═════ SUPPLIED TEXT ═════

# 1/64 oz Jig and Twister



## catch (Feb 11, 2011)

Does anyone remember being able to buy 1/64oz jigs and twister tails together in a 25 or 50 count. They used to come on cardboard single packaged and stapled to the card. I know I used to purchase them years ago but cannot for the life of me remember where from. I want to purchase the whole card.


----------



## stonen12 (May 13, 2019)

Never seen that before but I know mejier sells 1/64 round head jigs in packs For cheap.


----------



## Lewzer (Apr 5, 2004)

Were those the mini foo jigs?


----------



## Lewzer (Apr 5, 2004)

Marks had them on his website. 
https://www.marksbait.com/weldon-mini-foo-and-stealheader-jig-color-and-size-chart.html


----------



## Lewzer (Apr 5, 2004)

You’re close by. Stop by or give him a call.


----------



## catch (Feb 11, 2011)

No they were not mini foos. They were an actual curly tail grub. I will stop in and check with mark.


----------



## asiu118 (Jan 12, 2014)

was working down the road so I stopped in nice people


----------



## Snyd (May 5, 2004)

Catch - I remember only because when I was young my best friends dad had had the cardboard pinned to the wall. He had 4 or 5 cards with different colors on them. I think there was only 12 though not 25. I have not seen them in years.


----------

═════ EXTRACTED DATA ═════

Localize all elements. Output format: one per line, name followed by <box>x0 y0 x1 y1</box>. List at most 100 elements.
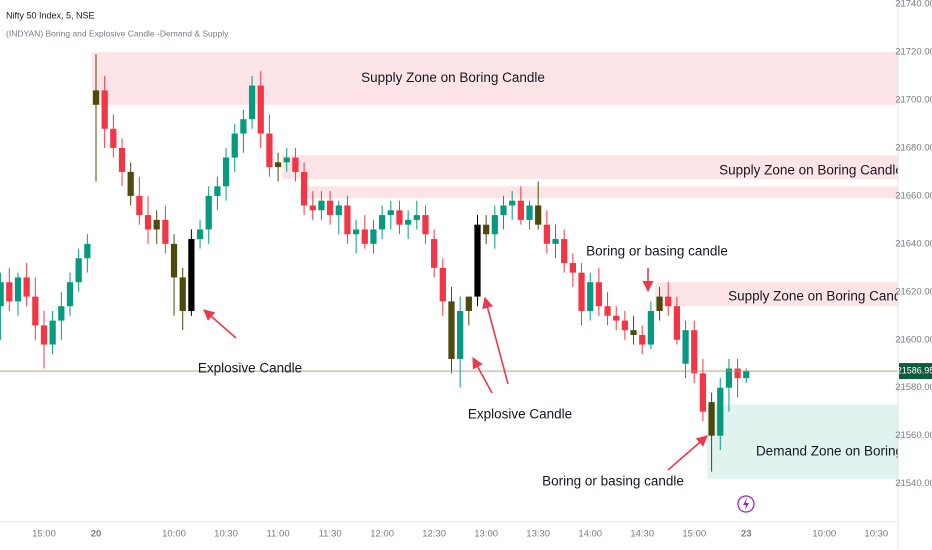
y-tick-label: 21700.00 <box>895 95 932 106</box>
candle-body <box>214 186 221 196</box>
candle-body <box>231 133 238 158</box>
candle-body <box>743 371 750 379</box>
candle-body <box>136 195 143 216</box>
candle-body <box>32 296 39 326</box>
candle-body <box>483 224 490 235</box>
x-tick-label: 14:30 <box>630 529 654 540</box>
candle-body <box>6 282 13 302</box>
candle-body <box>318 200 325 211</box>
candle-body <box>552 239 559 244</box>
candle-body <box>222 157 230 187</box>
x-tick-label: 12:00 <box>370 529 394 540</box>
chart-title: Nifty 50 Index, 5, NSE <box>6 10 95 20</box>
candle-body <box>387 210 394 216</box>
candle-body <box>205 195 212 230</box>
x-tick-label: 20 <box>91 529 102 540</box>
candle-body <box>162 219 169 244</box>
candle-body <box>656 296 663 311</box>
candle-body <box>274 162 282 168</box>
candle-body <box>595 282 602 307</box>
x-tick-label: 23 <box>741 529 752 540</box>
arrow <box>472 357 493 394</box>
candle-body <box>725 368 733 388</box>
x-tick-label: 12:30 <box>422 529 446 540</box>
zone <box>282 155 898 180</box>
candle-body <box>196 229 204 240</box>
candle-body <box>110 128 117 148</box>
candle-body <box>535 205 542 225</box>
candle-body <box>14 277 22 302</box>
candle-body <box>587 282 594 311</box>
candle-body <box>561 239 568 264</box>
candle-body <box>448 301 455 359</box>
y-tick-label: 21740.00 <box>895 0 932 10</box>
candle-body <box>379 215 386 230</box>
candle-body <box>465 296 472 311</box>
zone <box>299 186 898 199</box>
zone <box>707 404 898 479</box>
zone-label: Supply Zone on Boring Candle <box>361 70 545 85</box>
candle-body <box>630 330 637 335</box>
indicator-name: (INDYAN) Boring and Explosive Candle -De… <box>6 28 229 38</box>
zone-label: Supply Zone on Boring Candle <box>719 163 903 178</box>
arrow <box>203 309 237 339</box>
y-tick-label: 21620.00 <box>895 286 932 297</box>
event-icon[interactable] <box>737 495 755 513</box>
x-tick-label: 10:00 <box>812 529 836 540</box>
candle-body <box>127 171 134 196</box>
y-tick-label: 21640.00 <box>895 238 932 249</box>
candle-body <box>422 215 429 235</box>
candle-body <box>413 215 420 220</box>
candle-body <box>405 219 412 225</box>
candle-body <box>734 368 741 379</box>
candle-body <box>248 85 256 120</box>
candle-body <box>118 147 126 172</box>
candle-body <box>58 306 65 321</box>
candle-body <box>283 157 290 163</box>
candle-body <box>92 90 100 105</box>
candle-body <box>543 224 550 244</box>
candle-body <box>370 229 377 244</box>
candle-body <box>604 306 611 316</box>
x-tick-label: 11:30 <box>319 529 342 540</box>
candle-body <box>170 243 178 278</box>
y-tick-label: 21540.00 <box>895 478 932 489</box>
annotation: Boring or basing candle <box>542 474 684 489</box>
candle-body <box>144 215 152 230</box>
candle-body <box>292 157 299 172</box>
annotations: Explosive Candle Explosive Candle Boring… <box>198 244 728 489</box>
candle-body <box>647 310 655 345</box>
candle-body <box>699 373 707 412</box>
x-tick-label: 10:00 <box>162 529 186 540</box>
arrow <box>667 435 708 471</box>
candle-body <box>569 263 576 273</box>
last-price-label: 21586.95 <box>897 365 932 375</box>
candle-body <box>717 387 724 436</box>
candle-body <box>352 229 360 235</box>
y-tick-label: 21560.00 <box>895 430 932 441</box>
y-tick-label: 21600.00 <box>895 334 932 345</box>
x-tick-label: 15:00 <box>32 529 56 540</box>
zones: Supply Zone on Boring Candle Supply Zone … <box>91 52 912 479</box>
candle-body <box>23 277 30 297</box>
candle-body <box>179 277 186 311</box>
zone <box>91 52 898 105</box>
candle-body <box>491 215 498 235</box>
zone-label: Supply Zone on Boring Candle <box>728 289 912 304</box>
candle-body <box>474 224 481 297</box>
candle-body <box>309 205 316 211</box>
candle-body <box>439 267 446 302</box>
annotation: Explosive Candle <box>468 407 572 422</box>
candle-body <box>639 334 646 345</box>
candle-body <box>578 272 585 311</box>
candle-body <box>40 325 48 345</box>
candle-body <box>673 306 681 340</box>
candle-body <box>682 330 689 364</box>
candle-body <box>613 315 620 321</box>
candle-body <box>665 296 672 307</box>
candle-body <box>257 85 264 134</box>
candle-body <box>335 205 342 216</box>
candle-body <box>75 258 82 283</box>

═════

§ TASKS AND EXERCISES
1 - In the forum thread on 1/64 oz jigs, how many cards did Snyd's best friend's dad have pinned to the wall?
2 - Print the forum thread on 1/64 oz jigs from "Catch - I remember" up to and including "them in years.".
The lines have no connection to the forum thread on 1/64 oz jigs.

§ TASK RESPONSES
1 - Four or five cards, each with different colors.

2 -
Catch - I remember only because when I was young my best friends dad had had the cardboard pinned to the wall. He had 4 or 5 cards with different colors on them. I think there was only 12 though not 25. I have not seen them in years.